Stated goal
Please retype the records below exactly, leaving out any pictures.

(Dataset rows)
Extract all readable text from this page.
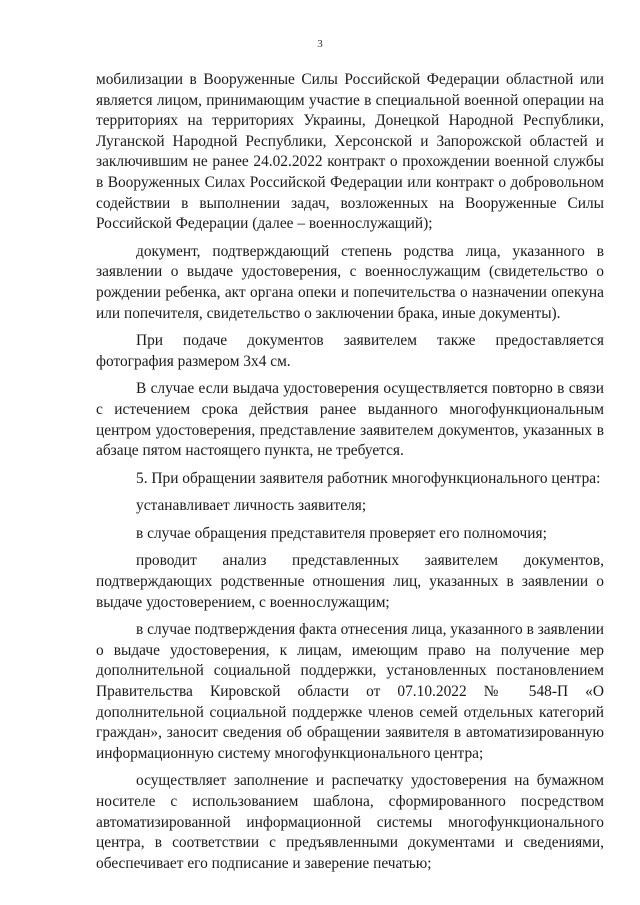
3

мобилизации в Вооруженные Силы Российской Федерации областной или является лицом, принимающим участие в специальной военной операции на территориях на территориях Украины, Донецкой Народной Республики, Луганской Народной Республики, Херсонской и Запорожской областей и заключившим не ранее 24.02.2022 контракт о прохождении военной службы в Вооруженных Силах Российской Федерации или контракт о добровольном содействии в выполнении задач, возложенных на Вооруженные Силы Российской Федерации (далее – военнослужащий);

документ, подтверждающий степень родства лица, указанного в заявлении о выдаче удостоверения, с военнослужащим (свидетельство о рождении ребенка, акт органа опеки и попечительства о назначении опекуна или попечителя, свидетельство о заключении брака, иные документы).

При подаче документов заявителем также предоставляется фотография размером 3х4 см.

В случае если выдача удостоверения осуществляется повторно в связи с истечением срока действия ранее выданного многофункциональным центром удостоверения, представление заявителем документов, указанных в абзаце пятом настоящего пункта, не требуется.

5. При обращении заявителя работник многофункционального центра:

устанавливает личность заявителя;

в случае обращения представителя проверяет его полномочия;

проводит анализ представленных заявителем документов, подтверждающих родственные отношения лиц, указанных в заявлении о выдаче удостоверением, с военнослужащим;

в случае подтверждения факта отнесения лица, указанного в заявлении о выдаче удостоверения, к лицам, имеющим право на получение мер дополнительной социальной поддержки, установленных постановлением Правительства Кировской области от 07.10.2022 № 548-П «О дополнительной социальной поддержке членов семей отдельных категорий граждан», заносит сведения об обращении заявителя в автоматизированную информационную систему многофункционального центра;

осуществляет заполнение и распечатку удостоверения на бумажном носителе с использованием шаблона, сформированного посредством автоматизированной информационной системы многофункционального центра, в соответствии с предъявленными документами и сведениями, обеспечивает его подписание и заверение печатью;
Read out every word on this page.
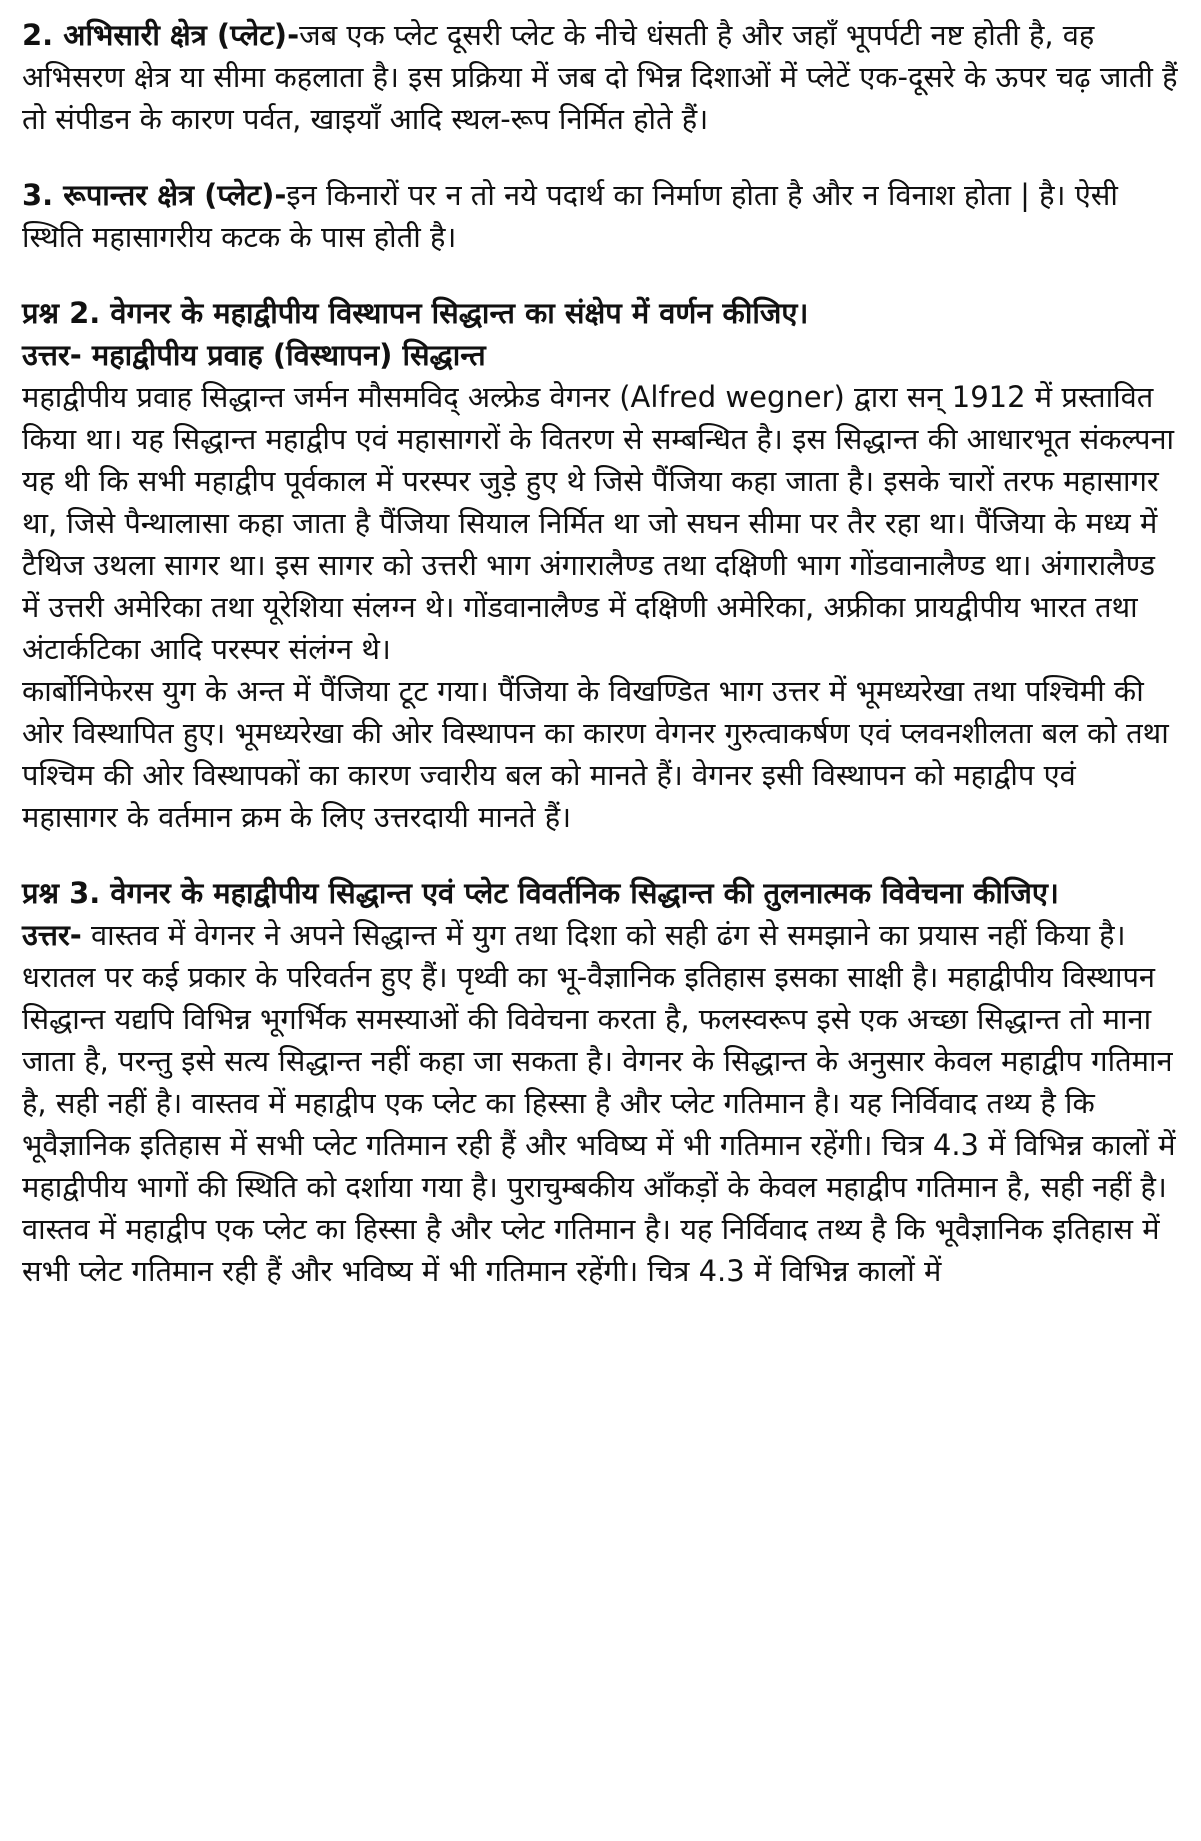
2. अभिसारी क्षेत्र (प्लेट)-जब एक प्लेट दूसरी प्लेट के नीचे धंसती है और जहाँ भूपर्पटी नष्ट होती है, वह अभिसरण क्षेत्र या सीमा कहलाता है। इस प्रक्रिया में जब दो भिन्न दिशाओं में प्लेटें एक-दूसरे के ऊपर चढ़ जाती हैं तो संपीडन के कारण पर्वत, खाइयाँ आदि स्थल-रूप निर्मित होते हैं।

3. रूपान्तर क्षेत्र (प्लेट)-इन किनारों पर न तो नये पदार्थ का निर्माण होता है और न विनाश होता | है। ऐसी स्थिति महासागरीय कटक के पास होती है।

प्रश्न 2. वेगनर के महाद्वीपीय विस्थापन सिद्धान्त का संक्षेप में वर्णन कीजिए।

उत्तर- महाद्वीपीय प्रवाह (विस्थापन) सिद्धान्त

महाद्वीपीय प्रवाह सिद्धान्त जर्मन मौसमविद् अल्फ्रेड वेगनर (Alfred wegner) द्वारा सन् 1912 में प्रस्तावित किया था। यह सिद्धान्त महाद्वीप एवं महासागरों के वितरण से सम्बन्धित है। इस सिद्धान्त की आधारभूत संकल्पना यह थी कि सभी महाद्वीप पूर्वकाल में परस्पर जुड़े हुए थे जिसे पैंजिया कहा जाता है। इसके चारों तरफ महासागर था, जिसे पैन्थालासा कहा जाता है पैंजिया सियाल निर्मित था जो सघन सीमा पर तैर रहा था। पैंजिया के मध्य में टैथिज उथला सागर था। इस सागर को उत्तरी भाग अंगारालैण्ड तथा दक्षिणी भाग गोंडवानालैण्ड था। अंगारालैण्ड में उत्तरी अमेरिका तथा यूरेशिया संलग्न थे। गोंडवानालैण्ड में दक्षिणी अमेरिका, अफ्रीका प्रायद्वीपीय भारत तथा अंटार्कटिका आदि परस्पर संलंग्न थे।

कार्बोनिफेरस युग के अन्त में पैंजिया टूट गया। पैंजिया के विखण्डित भाग उत्तर में भूमध्यरेखा तथा पश्चिमी की ओर विस्थापित हुए। भूमध्यरेखा की ओर विस्थापन का कारण वेगनर गुरुत्वाकर्षण एवं प्लवनशीलता बल को तथा पश्चिम की ओर विस्थापकों का कारण ज्वारीय बल को मानते हैं। वेगनर इसी विस्थापन को महाद्वीप एवं महासागर के वर्तमान क्रम के लिए उत्तरदायी मानते हैं।

प्रश्न 3. वेगनर के महाद्वीपीय सिद्धान्त एवं प्लेट विवर्तनिक सिद्धान्त की तुलनात्मक विवेचना कीजिए।

उत्तर- वास्तव में वेगनर ने अपने सिद्धान्त में युग तथा दिशा को सही ढंग से समझाने का प्रयास नहीं किया है। धरातल पर कई प्रकार के परिवर्तन हुए हैं। पृथ्वी का भू-वैज्ञानिक इतिहास इसका साक्षी है। महाद्वीपीय विस्थापन सिद्धान्त यद्यपि विभिन्न भूगर्भिक समस्याओं की विवेचना करता है, फलस्वरूप इसे एक अच्छा सिद्धान्त तो माना जाता है, परन्तु इसे सत्य सिद्धान्त नहीं कहा जा सकता है। वेगनर के सिद्धान्त के अनुसार केवल महाद्वीप गतिमान है, सही नहीं है। वास्तव में महाद्वीप एक प्लेट का हिस्सा है और प्लेट गतिमान है। यह निर्विवाद तथ्य है कि भूवैज्ञानिक इतिहास में सभी प्लेट गतिमान रही हैं और भविष्य में भी गतिमान रहेंगी। चित्र 4.3 में विभिन्न कालों में महाद्वीपीय भागों की स्थिति को दर्शाया गया है। पुराचुम्बकीय आँकड़ों के केवल महाद्वीप गतिमान है, सही नहीं है। वास्तव में महाद्वीप एक प्लेट का हिस्सा है और प्लेट गतिमान है। यह निर्विवाद तथ्य है कि भूवैज्ञानिक इतिहास में सभी प्लेट गतिमान रही हैं और भविष्य में भी गतिमान रहेंगी। चित्र 4.3 में विभिन्न कालों में
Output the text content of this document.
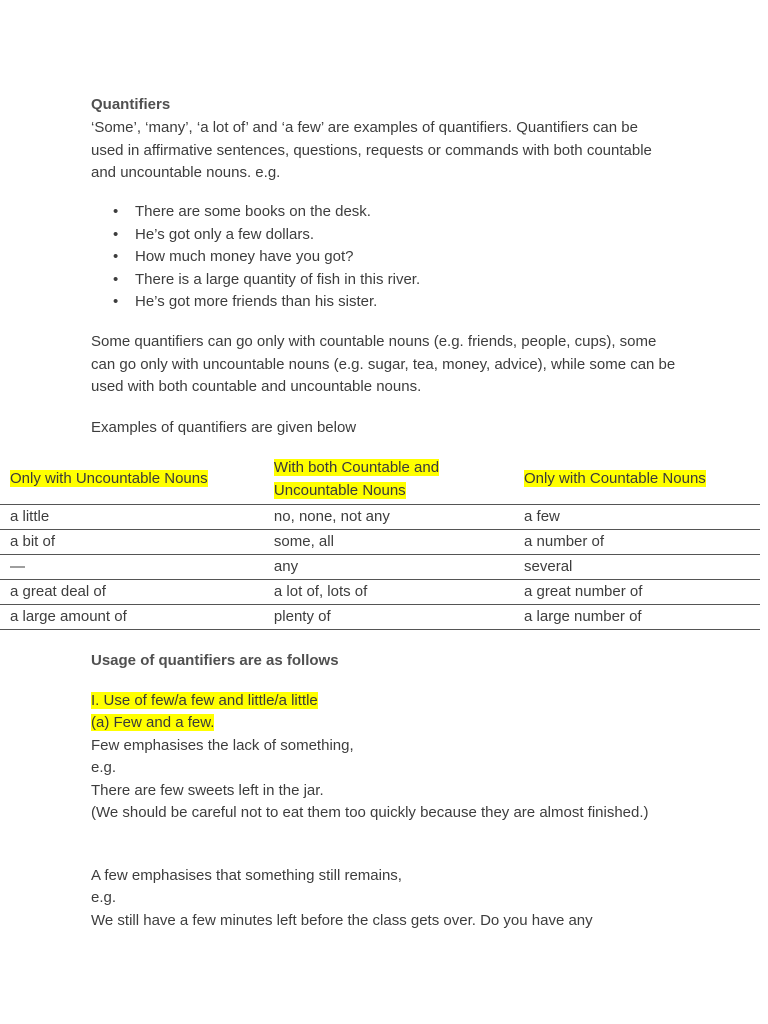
Quantifiers
‘Some’, ‘many’, ‘a lot of’ and ‘a few’ are examples of quantifiers. Quantifiers can be used in affirmative sentences, questions, requests or commands with both countable and uncountable nouns. e.g.
• There are some books on the desk.
• He’s got only a few dollars.
• How much money have you got?
• There is a large quantity of fish in this river.
• He’s got more friends than his sister.
Some quantifiers can go only with countable nouns (e.g. friends, people, cups), some can go only with uncountable nouns (e.g. sugar, tea, money, advice), while some can be used with both countable and uncountable nouns.
Examples of quantifiers are given below
Only with Uncountable Nouns	With both Countable and Uncountable Nouns	Only with Countable Nouns
a little	no, none, not any	a few
a bit of	some, all	a number of
—	any	several
a great deal of	a lot of, lots of	a great number of
a large amount of	plenty of	a large number of
Usage of quantifiers are as follows
I. Use of few/a few and little/a little
(a) Few and a few.
Few emphasises the lack of something,
e.g.
There are few sweets left in the jar.
(We should be careful not to eat them too quickly because they are almost finished.)
A few emphasises that something still remains,
e.g.
We still have a few minutes left before the class gets over. Do you have any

Output of the task
Extract all readable text from this page.
3

мобилизации в Вооруженные Силы Российской Федерации областной или является лицом, принимающим участие в специальной военной операции на территориях на территориях Украины, Донецкой Народной Республики, Луганской Народной Республики, Херсонской и Запорожской областей и заключившим не ранее 24.02.2022 контракт о прохождении военной службы в Вооруженных Силах Российской Федерации или контракт о добровольном содействии в выполнении задач, возложенных на Вооруженные Силы Российской Федерации (далее – военнослужащий);

документ, подтверждающий степень родства лица, указанного в заявлении о выдаче удостоверения, с военнослужащим (свидетельство о рождении ребенка, акт органа опеки и попечительства о назначении опекуна или попечителя, свидетельство о заключении брака, иные документы).

При подаче документов заявителем также предоставляется фотография размером 3х4 см.

В случае если выдача удостоверения осуществляется повторно в связи с истечением срока действия ранее выданного многофункциональным центром удостоверения, представление заявителем документов, указанных в абзаце пятом настоящего пункта, не требуется.

5. При обращении заявителя работник многофункционального центра:

устанавливает личность заявителя;

в случае обращения представителя проверяет его полномочия;

проводит анализ представленных заявителем документов, подтверждающих родственные отношения лиц, указанных в заявлении о выдаче удостоверением, с военнослужащим;

в случае подтверждения факта отнесения лица, указанного в заявлении о выдаче удостоверения, к лицам, имеющим право на получение мер дополнительной социальной поддержки, установленных постановлением Правительства Кировской области от 07.10.2022 № 548-П «О дополнительной социальной поддержке членов семей отдельных категорий граждан», заносит сведения об обращении заявителя в автоматизированную информационную систему многофункционального центра;

осуществляет заполнение и распечатку удостоверения на бумажном носителе с использованием шаблона, сформированного посредством автоматизированной информационной системы многофункционального центра, в соответствии с предъявленными документами и сведениями, обеспечивает его подписание и заверение печатью;
Read out every word on this page.
2. अभिसारी क्षेत्र (प्लेट)-जब एक प्लेट दूसरी प्लेट के नीचे धंसती है और जहाँ भूपर्पटी नष्ट होती है, वह अभिसरण क्षेत्र या सीमा कहलाता है। इस प्रक्रिया में जब दो भिन्न दिशाओं में प्लेटें एक-दूसरे के ऊपर चढ़ जाती हैं तो संपीडन के कारण पर्वत, खाइयाँ आदि स्थल-रूप निर्मित होते हैं।

3. रूपान्तर क्षेत्र (प्लेट)-इन किनारों पर न तो नये पदार्थ का निर्माण होता है और न विनाश होता | है। ऐसी स्थिति महासागरीय कटक के पास होती है।

प्रश्न 2. वेगनर के महाद्वीपीय विस्थापन सिद्धान्त का संक्षेप में वर्णन कीजिए।

उत्तर- महाद्वीपीय प्रवाह (विस्थापन) सिद्धान्त

महाद्वीपीय प्रवाह सिद्धान्त जर्मन मौसमविद् अल्फ्रेड वेगनर (Alfred wegner) द्वारा सन् 1912 में प्रस्तावित किया था। यह सिद्धान्त महाद्वीप एवं महासागरों के वितरण से सम्बन्धित है। इस सिद्धान्त की आधारभूत संकल्पना यह थी कि सभी महाद्वीप पूर्वकाल में परस्पर जुड़े हुए थे जिसे पैंजिया कहा जाता है। इसके चारों तरफ महासागर था, जिसे पैन्थालासा कहा जाता है पैंजिया सियाल निर्मित था जो सघन सीमा पर तैर रहा था। पैंजिया के मध्य में टैथिज उथला सागर था। इस सागर को उत्तरी भाग अंगारालैण्ड तथा दक्षिणी भाग गोंडवानालैण्ड था। अंगारालैण्ड में उत्तरी अमेरिका तथा यूरेशिया संलग्न थे। गोंडवानालैण्ड में दक्षिणी अमेरिका, अफ्रीका प्रायद्वीपीय भारत तथा अंटार्कटिका आदि परस्पर संलंग्न थे।

कार्बोनिफेरस युग के अन्त में पैंजिया टूट गया। पैंजिया के विखण्डित भाग उत्तर में भूमध्यरेखा तथा पश्चिमी की ओर विस्थापित हुए। भूमध्यरेखा की ओर विस्थापन का कारण वेगनर गुरुत्वाकर्षण एवं प्लवनशीलता बल को तथा पश्चिम की ओर विस्थापकों का कारण ज्वारीय बल को मानते हैं। वेगनर इसी विस्थापन को महाद्वीप एवं महासागर के वर्तमान क्रम के लिए उत्तरदायी मानते हैं।

प्रश्न 3. वेगनर के महाद्वीपीय सिद्धान्त एवं प्लेट विवर्तनिक सिद्धान्त की तुलनात्मक विवेचना कीजिए।

उत्तर- वास्तव में वेगनर ने अपने सिद्धान्त में युग तथा दिशा को सही ढंग से समझाने का प्रयास नहीं किया है। धरातल पर कई प्रकार के परिवर्तन हुए हैं। पृथ्वी का भू-वैज्ञानिक इतिहास इसका साक्षी है। महाद्वीपीय विस्थापन सिद्धान्त यद्यपि विभिन्न भूगर्भिक समस्याओं की विवेचना करता है, फलस्वरूप इसे एक अच्छा सिद्धान्त तो माना जाता है, परन्तु इसे सत्य सिद्धान्त नहीं कहा जा सकता है। वेगनर के सिद्धान्त के अनुसार केवल महाद्वीप गतिमान है, सही नहीं है। वास्तव में महाद्वीप एक प्लेट का हिस्सा है और प्लेट गतिमान है। यह निर्विवाद तथ्य है कि भूवैज्ञानिक इतिहास में सभी प्लेट गतिमान रही हैं और भविष्य में भी गतिमान रहेंगी। चित्र 4.3 में विभिन्न कालों में महाद्वीपीय भागों की स्थिति को दर्शाया गया है। पुराचुम्बकीय आँकड़ों के केवल महाद्वीप गतिमान है, सही नहीं है। वास्तव में महाद्वीप एक प्लेट का हिस्सा है और प्लेट गतिमान है। यह निर्विवाद तथ्य है कि भूवैज्ञानिक इतिहास में सभी प्लेट गतिमान रही हैं और भविष्य में भी गतिमान रहेंगी। चित्र 4.3 में विभिन्न कालों में
Output the text content of this document.
Quantifiers
‘Some’, ‘many’, ‘a lot of’ and ‘a few’ are examples of quantifiers. Quantifiers can be used in affirmative sentences, questions, requests or commands with both countable and uncountable nouns. e.g.
• There are some books on the desk.
• He’s got only a few dollars.
• How much money have you got?
• There is a large quantity of fish in this river.
• He’s got more friends than his sister.
Some quantifiers can go only with countable nouns (e.g. friends, people, cups), some can go only with uncountable nouns (e.g. sugar, tea, money, advice), while some can be used with both countable and uncountable nouns.
Examples of quantifiers are given below
Only with Uncountable Nouns	With both Countable and Uncountable Nouns	Only with Countable Nouns
a little	no, none, not any	a few
a bit of	some, all	a number of
—	any	several
a great deal of	a lot of, lots of	a great number of
a large amount of	plenty of	a large number of
Usage of quantifiers are as follows
I. Use of few/a few and little/a little
(a) Few and a few.
Few emphasises the lack of something,
e.g.
There are few sweets left in the jar.
(We should be careful not to eat them too quickly because they are almost finished.)
A few emphasises that something still remains,
e.g.
We still have a few minutes left before the class gets over. Do you have any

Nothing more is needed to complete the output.